EXERCISE PROMPT :: Could you transcribe the material below exactly, without leaving out a single line?

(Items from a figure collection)
* * * *
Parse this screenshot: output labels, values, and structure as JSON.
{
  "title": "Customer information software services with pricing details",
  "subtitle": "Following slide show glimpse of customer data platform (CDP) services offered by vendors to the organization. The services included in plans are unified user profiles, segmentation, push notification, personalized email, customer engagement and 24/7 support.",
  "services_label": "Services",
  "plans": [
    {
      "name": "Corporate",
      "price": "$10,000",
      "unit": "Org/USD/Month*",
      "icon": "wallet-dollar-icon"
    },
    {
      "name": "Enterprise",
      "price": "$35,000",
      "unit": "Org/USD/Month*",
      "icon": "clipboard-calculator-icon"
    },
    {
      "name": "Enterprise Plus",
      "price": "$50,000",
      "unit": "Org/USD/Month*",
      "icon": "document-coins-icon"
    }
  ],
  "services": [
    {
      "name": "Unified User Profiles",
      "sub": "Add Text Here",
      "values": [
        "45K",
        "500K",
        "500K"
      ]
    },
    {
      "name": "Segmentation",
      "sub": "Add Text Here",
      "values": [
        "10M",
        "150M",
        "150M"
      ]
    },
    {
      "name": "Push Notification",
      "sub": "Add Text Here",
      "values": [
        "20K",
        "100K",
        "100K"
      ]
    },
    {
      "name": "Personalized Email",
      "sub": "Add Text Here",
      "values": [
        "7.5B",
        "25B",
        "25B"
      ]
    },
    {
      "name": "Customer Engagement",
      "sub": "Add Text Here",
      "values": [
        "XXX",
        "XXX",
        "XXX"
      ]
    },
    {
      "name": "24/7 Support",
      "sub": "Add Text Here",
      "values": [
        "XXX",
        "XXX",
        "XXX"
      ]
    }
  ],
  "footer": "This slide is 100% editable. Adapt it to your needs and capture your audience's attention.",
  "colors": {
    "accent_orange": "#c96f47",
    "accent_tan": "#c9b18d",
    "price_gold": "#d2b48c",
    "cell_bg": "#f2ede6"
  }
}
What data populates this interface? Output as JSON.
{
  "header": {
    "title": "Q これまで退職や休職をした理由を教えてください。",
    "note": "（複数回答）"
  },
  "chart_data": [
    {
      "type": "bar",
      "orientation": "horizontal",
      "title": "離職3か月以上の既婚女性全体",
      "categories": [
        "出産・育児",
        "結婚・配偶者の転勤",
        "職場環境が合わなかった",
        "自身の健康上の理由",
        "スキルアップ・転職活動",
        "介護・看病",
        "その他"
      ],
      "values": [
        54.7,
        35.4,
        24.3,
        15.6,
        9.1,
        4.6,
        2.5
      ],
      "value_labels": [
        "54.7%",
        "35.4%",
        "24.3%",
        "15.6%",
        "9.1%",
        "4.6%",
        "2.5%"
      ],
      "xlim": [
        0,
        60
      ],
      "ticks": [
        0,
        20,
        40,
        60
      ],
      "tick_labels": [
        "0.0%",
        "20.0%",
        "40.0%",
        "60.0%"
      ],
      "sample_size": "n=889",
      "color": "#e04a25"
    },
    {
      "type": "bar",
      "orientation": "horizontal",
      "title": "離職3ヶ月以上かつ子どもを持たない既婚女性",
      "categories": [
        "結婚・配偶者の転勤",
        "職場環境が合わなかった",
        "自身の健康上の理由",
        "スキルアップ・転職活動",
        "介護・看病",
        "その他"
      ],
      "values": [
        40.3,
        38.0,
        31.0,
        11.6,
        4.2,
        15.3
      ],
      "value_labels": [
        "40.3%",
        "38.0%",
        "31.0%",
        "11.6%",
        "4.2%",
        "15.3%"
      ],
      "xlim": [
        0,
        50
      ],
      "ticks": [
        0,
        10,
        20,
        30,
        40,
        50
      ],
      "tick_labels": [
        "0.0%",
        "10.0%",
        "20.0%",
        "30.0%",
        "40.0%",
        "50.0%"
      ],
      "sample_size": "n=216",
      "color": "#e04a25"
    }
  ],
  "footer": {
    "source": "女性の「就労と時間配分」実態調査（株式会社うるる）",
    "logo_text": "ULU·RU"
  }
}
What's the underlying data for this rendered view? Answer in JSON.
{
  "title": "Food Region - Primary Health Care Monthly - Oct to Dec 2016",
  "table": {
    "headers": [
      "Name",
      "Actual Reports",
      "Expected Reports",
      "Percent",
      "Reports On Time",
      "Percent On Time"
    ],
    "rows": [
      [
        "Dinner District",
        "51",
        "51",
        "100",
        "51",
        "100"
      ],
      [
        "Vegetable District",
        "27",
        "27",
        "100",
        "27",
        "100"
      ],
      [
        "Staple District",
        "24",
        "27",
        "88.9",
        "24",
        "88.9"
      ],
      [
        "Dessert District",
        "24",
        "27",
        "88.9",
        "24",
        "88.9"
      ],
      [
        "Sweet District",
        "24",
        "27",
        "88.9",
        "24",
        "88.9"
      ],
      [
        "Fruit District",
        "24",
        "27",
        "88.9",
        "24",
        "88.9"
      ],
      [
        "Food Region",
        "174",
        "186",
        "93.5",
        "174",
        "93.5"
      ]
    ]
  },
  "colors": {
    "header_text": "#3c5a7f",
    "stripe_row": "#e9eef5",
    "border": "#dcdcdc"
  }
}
* * * *
CORRECT RESULT ::
Parse this screenshot: output labels, values, and structure as JSON.
{
  "title": "Customer information software services with pricing details",
  "subtitle": "Following slide show glimpse of customer data platform (CDP) services offered by vendors to the organization. The services included in plans are unified user profiles, segmentation, push notification, personalized email, customer engagement and 24/7 support.",
  "services_label": "Services",
  "plans": [
    {
      "name": "Corporate",
      "price": "$10,000",
      "unit": "Org/USD/Month*",
      "icon": "wallet-dollar-icon"
    },
    {
      "name": "Enterprise",
      "price": "$35,000",
      "unit": "Org/USD/Month*",
      "icon": "clipboard-calculator-icon"
    },
    {
      "name": "Enterprise Plus",
      "price": "$50,000",
      "unit": "Org/USD/Month*",
      "icon": "document-coins-icon"
    }
  ],
  "services": [
    {
      "name": "Unified User Profiles",
      "sub": "Add Text Here",
      "values": [
        "45K",
        "500K",
        "500K"
      ]
    },
    {
      "name": "Segmentation",
      "sub": "Add Text Here",
      "values": [
        "10M",
        "150M",
        "150M"
      ]
    },
    {
      "name": "Push Notification",
      "sub": "Add Text Here",
      "values": [
        "20K",
        "100K",
        "100K"
      ]
    },
    {
      "name": "Personalized Email",
      "sub": "Add Text Here",
      "values": [
        "7.5B",
        "25B",
        "25B"
      ]
    },
    {
      "name": "Customer Engagement",
      "sub": "Add Text Here",
      "values": [
        "XXX",
        "XXX",
        "XXX"
      ]
    },
    {
      "name": "24/7 Support",
      "sub": "Add Text Here",
      "values": [
        "XXX",
        "XXX",
        "XXX"
      ]
    }
  ],
  "footer": "This slide is 100% editable. Adapt it to your needs and capture your audience's attention.",
  "colors": {
    "accent_orange": "#c96f47",
    "accent_tan": "#c9b18d",
    "price_gold": "#d2b48c",
    "cell_bg": "#f2ede6"
  }
}
What data populates this interface? Output as JSON.
{
  "header": {
    "title": "Q これまで退職や休職をした理由を教えてください。",
    "note": "（複数回答）"
  },
  "chart_data": [
    {
      "type": "bar",
      "orientation": "horizontal",
      "title": "離職3か月以上の既婚女性全体",
      "categories": [
        "出産・育児",
        "結婚・配偶者の転勤",
        "職場環境が合わなかった",
        "自身の健康上の理由",
        "スキルアップ・転職活動",
        "介護・看病",
        "その他"
      ],
      "values": [
        54.7,
        35.4,
        24.3,
        15.6,
        9.1,
        4.6,
        2.5
      ],
      "value_labels": [
        "54.7%",
        "35.4%",
        "24.3%",
        "15.6%",
        "9.1%",
        "4.6%",
        "2.5%"
      ],
      "xlim": [
        0,
        60
      ],
      "ticks": [
        0,
        20,
        40,
        60
      ],
      "tick_labels": [
        "0.0%",
        "20.0%",
        "40.0%",
        "60.0%"
      ],
      "sample_size": "n=889",
      "color": "#e04a25"
    },
    {
      "type": "bar",
      "orientation": "horizontal",
      "title": "離職3ヶ月以上かつ子どもを持たない既婚女性",
      "categories": [
        "結婚・配偶者の転勤",
        "職場環境が合わなかった",
        "自身の健康上の理由",
        "スキルアップ・転職活動",
        "介護・看病",
        "その他"
      ],
      "values": [
        40.3,
        38.0,
        31.0,
        11.6,
        4.2,
        15.3
      ],
      "value_labels": [
        "40.3%",
        "38.0%",
        "31.0%",
        "11.6%",
        "4.2%",
        "15.3%"
      ],
      "xlim": [
        0,
        50
      ],
      "ticks": [
        0,
        10,
        20,
        30,
        40,
        50
      ],
      "tick_labels": [
        "0.0%",
        "10.0%",
        "20.0%",
        "30.0%",
        "40.0%",
        "50.0%"
      ],
      "sample_size": "n=216",
      "color": "#e04a25"
    }
  ],
  "footer": {
    "source": "女性の「就労と時間配分」実態調査（株式会社うるる）",
    "logo_text": "ULU·RU"
  }
}
What's the underlying data for this rendered view? Answer in JSON.
{
  "title": "Food Region - Primary Health Care Monthly - Oct to Dec 2016",
  "table": {
    "headers": [
      "Name",
      "Actual Reports",
      "Expected Reports",
      "Percent",
      "Reports On Time",
      "Percent On Time"
    ],
    "rows": [
      [
        "Dinner District",
        "51",
        "51",
        "100",
        "51",
        "100"
      ],
      [
        "Vegetable District",
        "27",
        "27",
        "100",
        "27",
        "100"
      ],
      [
        "Staple District",
        "24",
        "27",
        "88.9",
        "24",
        "88.9"
      ],
      [
        "Dessert District",
        "24",
        "27",
        "88.9",
        "24",
        "88.9"
      ],
      [
        "Sweet District",
        "24",
        "27",
        "88.9",
        "24",
        "88.9"
      ],
      [
        "Fruit District",
        "24",
        "27",
        "88.9",
        "24",
        "88.9"
      ],
      [
        "Food Region",
        "174",
        "186",
        "93.5",
        "174",
        "93.5"
      ]
    ]
  },
  "colors": {
    "header_text": "#3c5a7f",
    "stripe_row": "#e9eef5",
    "border": "#dcdcdc"
  }
}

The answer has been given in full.